WHAT YOU ARE ASKED TO DO | In the data below, find every line that has the string "IPFS", and copy it.

Some records |

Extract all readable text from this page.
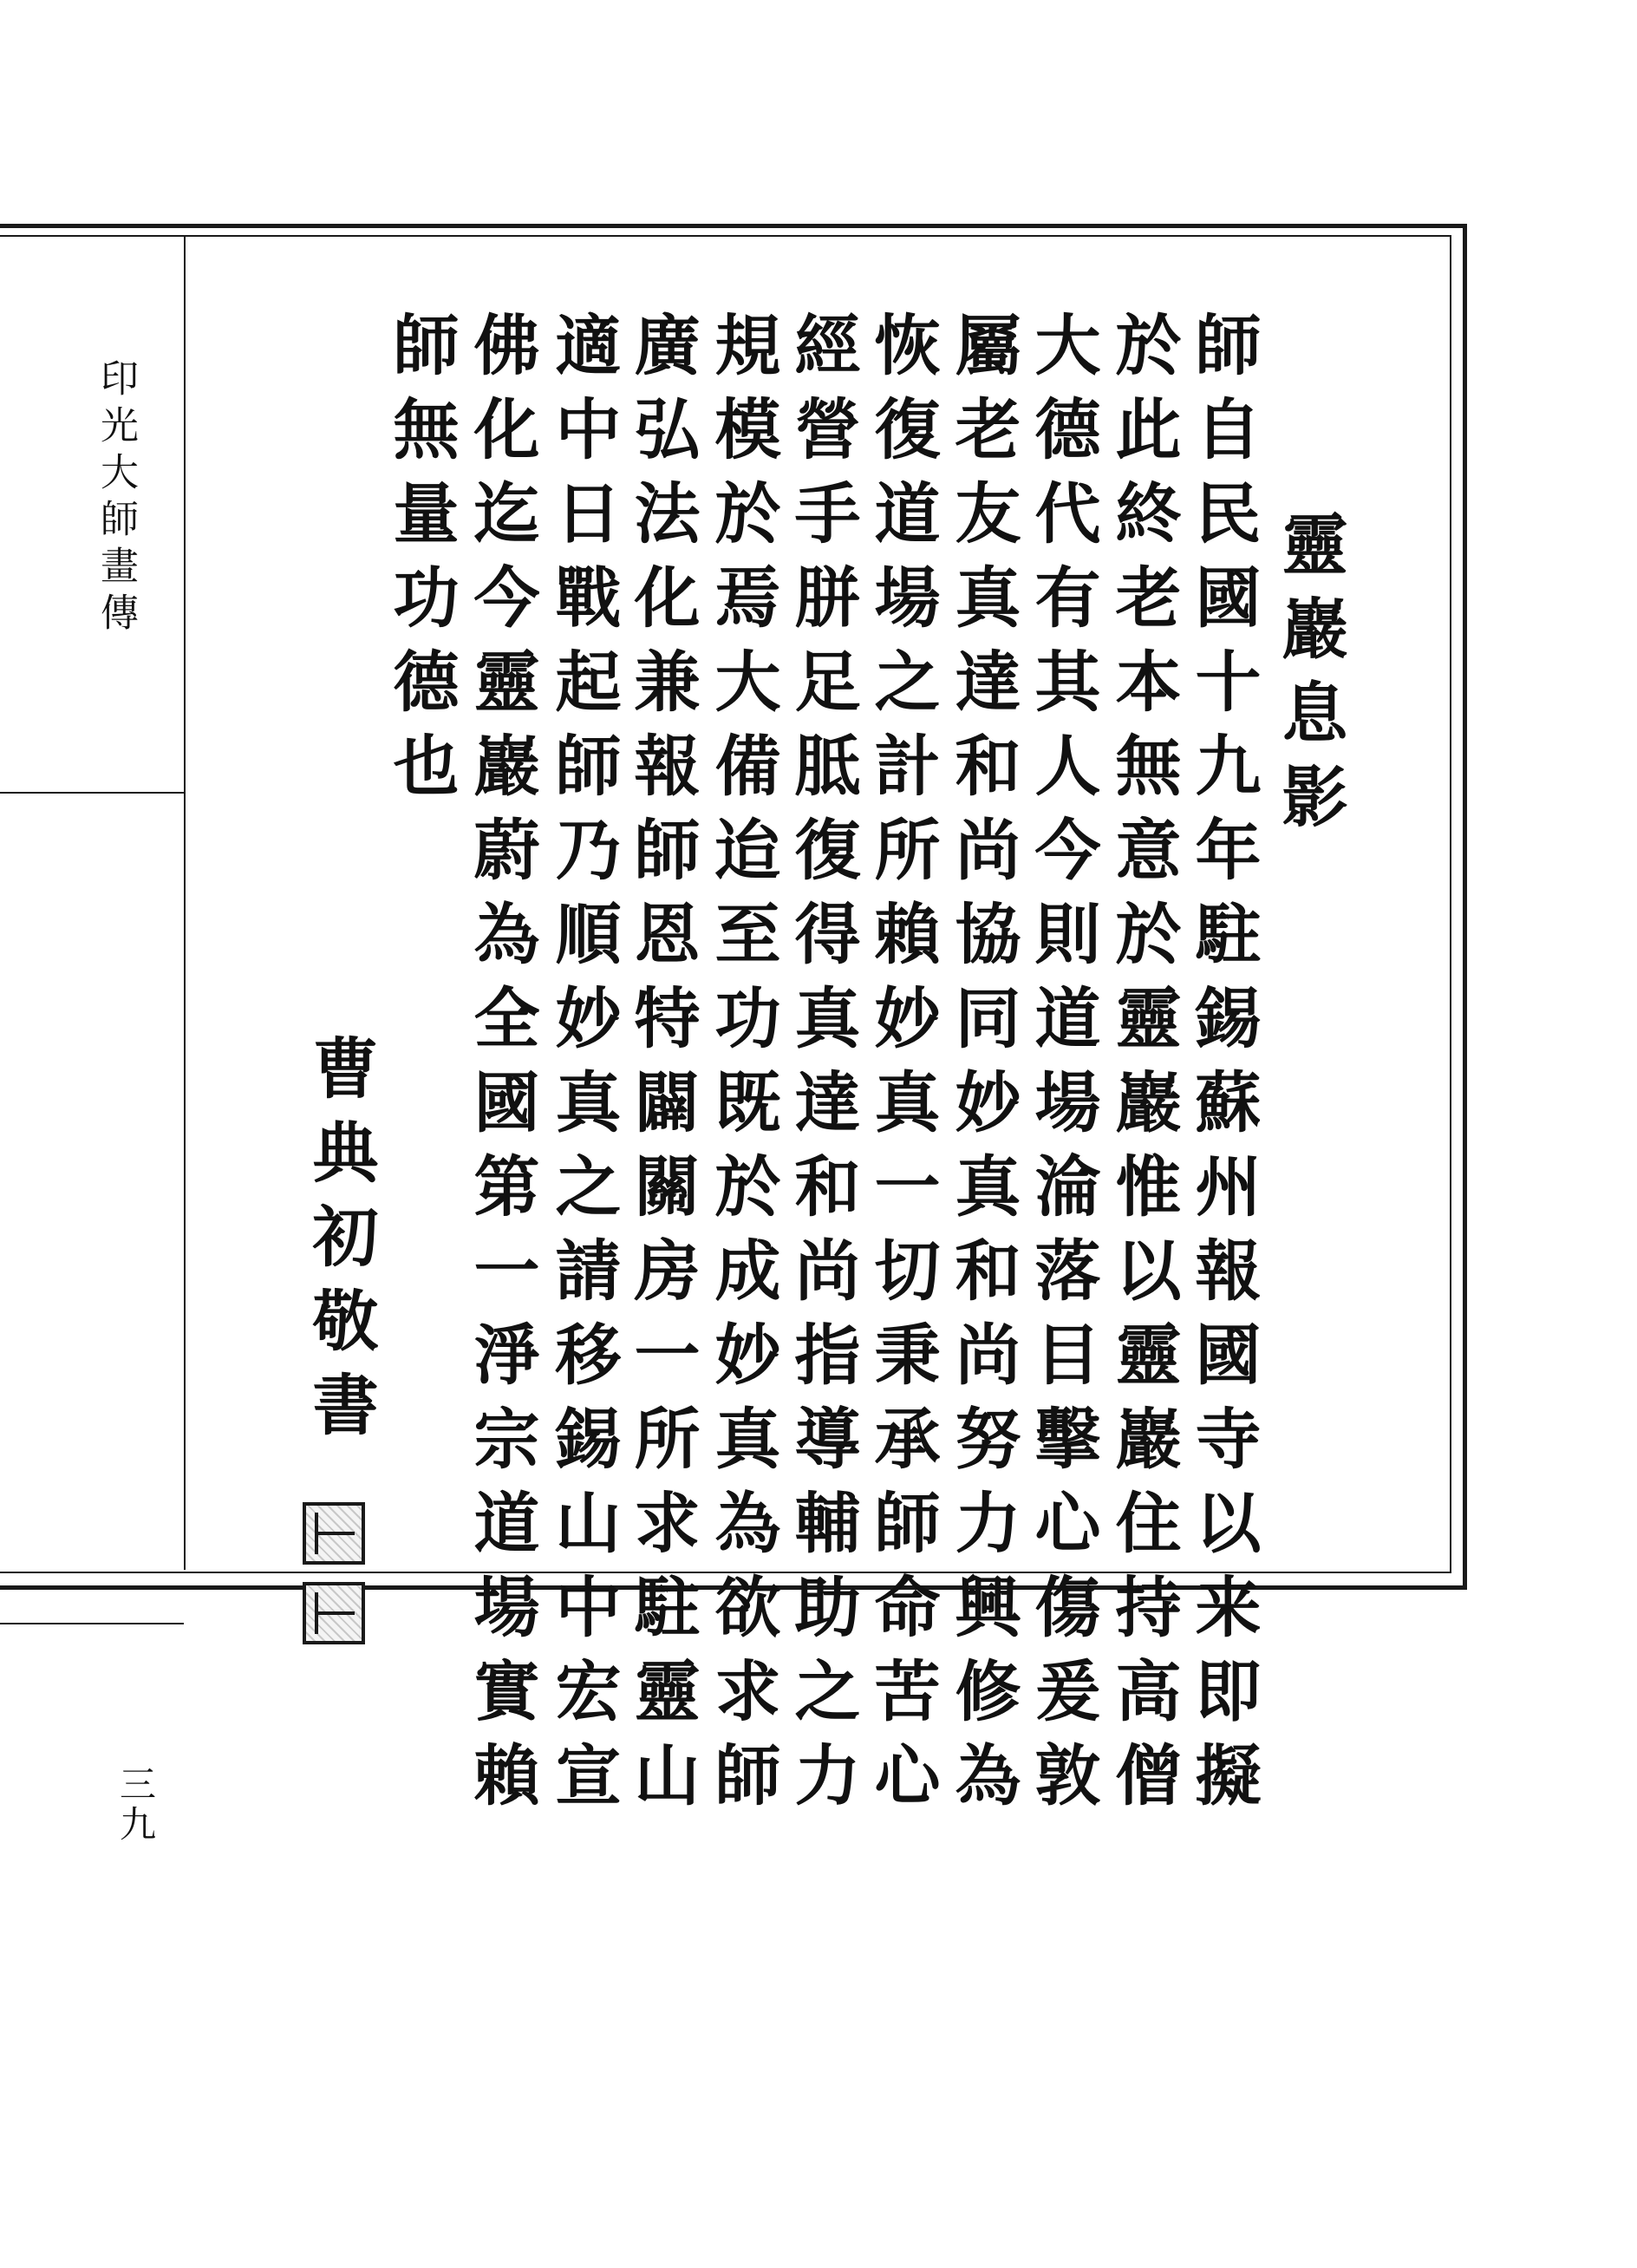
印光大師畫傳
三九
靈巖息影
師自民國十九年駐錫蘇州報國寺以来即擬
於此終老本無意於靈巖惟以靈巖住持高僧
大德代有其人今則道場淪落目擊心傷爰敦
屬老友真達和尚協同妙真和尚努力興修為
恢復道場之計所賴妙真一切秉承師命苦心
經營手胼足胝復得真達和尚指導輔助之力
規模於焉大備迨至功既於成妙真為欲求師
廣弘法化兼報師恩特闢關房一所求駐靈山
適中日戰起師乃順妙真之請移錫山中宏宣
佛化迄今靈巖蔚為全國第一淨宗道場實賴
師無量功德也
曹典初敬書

* * *

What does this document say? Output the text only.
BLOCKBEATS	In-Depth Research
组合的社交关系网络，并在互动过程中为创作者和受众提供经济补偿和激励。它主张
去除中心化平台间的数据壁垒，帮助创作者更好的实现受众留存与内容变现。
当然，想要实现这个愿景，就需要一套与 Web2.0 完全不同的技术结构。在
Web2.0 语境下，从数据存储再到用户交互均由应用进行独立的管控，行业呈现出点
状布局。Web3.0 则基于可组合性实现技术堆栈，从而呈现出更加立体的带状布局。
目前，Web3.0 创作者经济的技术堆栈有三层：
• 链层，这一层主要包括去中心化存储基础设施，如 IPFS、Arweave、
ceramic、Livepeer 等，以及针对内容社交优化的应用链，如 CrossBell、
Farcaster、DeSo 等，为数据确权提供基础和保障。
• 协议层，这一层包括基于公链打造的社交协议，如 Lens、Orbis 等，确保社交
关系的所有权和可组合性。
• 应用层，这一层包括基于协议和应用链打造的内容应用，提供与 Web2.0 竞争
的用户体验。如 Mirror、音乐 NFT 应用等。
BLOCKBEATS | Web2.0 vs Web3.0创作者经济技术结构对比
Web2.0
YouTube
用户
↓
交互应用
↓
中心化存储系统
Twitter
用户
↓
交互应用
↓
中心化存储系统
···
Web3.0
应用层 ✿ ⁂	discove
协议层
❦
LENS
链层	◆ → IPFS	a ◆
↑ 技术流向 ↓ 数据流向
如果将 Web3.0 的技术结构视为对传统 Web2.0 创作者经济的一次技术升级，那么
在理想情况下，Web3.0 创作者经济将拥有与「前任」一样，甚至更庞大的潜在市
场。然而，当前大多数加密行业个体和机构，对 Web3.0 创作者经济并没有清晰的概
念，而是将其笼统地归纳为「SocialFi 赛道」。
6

==

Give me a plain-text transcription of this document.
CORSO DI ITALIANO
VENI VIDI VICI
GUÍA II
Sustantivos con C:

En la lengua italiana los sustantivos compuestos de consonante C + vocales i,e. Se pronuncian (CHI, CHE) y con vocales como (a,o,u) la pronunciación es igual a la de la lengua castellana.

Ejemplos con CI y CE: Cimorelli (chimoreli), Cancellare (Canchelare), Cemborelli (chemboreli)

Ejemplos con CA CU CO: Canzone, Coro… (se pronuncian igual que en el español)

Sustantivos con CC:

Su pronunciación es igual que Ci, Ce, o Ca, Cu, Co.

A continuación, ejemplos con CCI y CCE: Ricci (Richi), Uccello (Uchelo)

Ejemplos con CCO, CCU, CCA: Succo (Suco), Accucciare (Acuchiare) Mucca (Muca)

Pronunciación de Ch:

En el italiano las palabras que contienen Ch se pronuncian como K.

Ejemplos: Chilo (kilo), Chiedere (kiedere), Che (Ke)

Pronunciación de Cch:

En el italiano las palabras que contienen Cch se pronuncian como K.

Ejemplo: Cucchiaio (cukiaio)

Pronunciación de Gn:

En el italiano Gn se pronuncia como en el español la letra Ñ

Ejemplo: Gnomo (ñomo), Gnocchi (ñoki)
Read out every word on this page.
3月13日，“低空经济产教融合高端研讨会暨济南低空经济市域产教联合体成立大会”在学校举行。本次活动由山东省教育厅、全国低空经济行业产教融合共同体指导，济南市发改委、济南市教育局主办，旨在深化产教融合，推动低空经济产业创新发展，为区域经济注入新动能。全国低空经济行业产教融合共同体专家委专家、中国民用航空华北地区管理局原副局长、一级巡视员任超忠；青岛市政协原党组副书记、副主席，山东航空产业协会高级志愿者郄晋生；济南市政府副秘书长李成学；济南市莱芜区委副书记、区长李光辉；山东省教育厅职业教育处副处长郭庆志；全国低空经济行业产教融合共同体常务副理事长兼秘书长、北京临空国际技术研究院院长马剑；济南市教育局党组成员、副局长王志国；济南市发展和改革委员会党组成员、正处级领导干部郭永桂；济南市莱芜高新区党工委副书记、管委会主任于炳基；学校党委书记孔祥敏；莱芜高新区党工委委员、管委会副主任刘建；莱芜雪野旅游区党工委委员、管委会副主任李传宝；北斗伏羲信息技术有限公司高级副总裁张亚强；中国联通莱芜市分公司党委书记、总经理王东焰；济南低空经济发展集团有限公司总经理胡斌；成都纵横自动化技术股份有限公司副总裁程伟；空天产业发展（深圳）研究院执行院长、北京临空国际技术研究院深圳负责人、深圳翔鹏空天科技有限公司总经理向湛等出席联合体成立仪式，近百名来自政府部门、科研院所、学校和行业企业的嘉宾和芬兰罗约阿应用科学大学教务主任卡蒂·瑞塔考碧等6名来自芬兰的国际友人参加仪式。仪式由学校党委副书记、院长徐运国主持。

EXERCISE SOLUTION |
• 链层，这一层主要包括去中心化存储基础设施，如 IPFS、Arweave、
链层	◆ → IPFS	a ◆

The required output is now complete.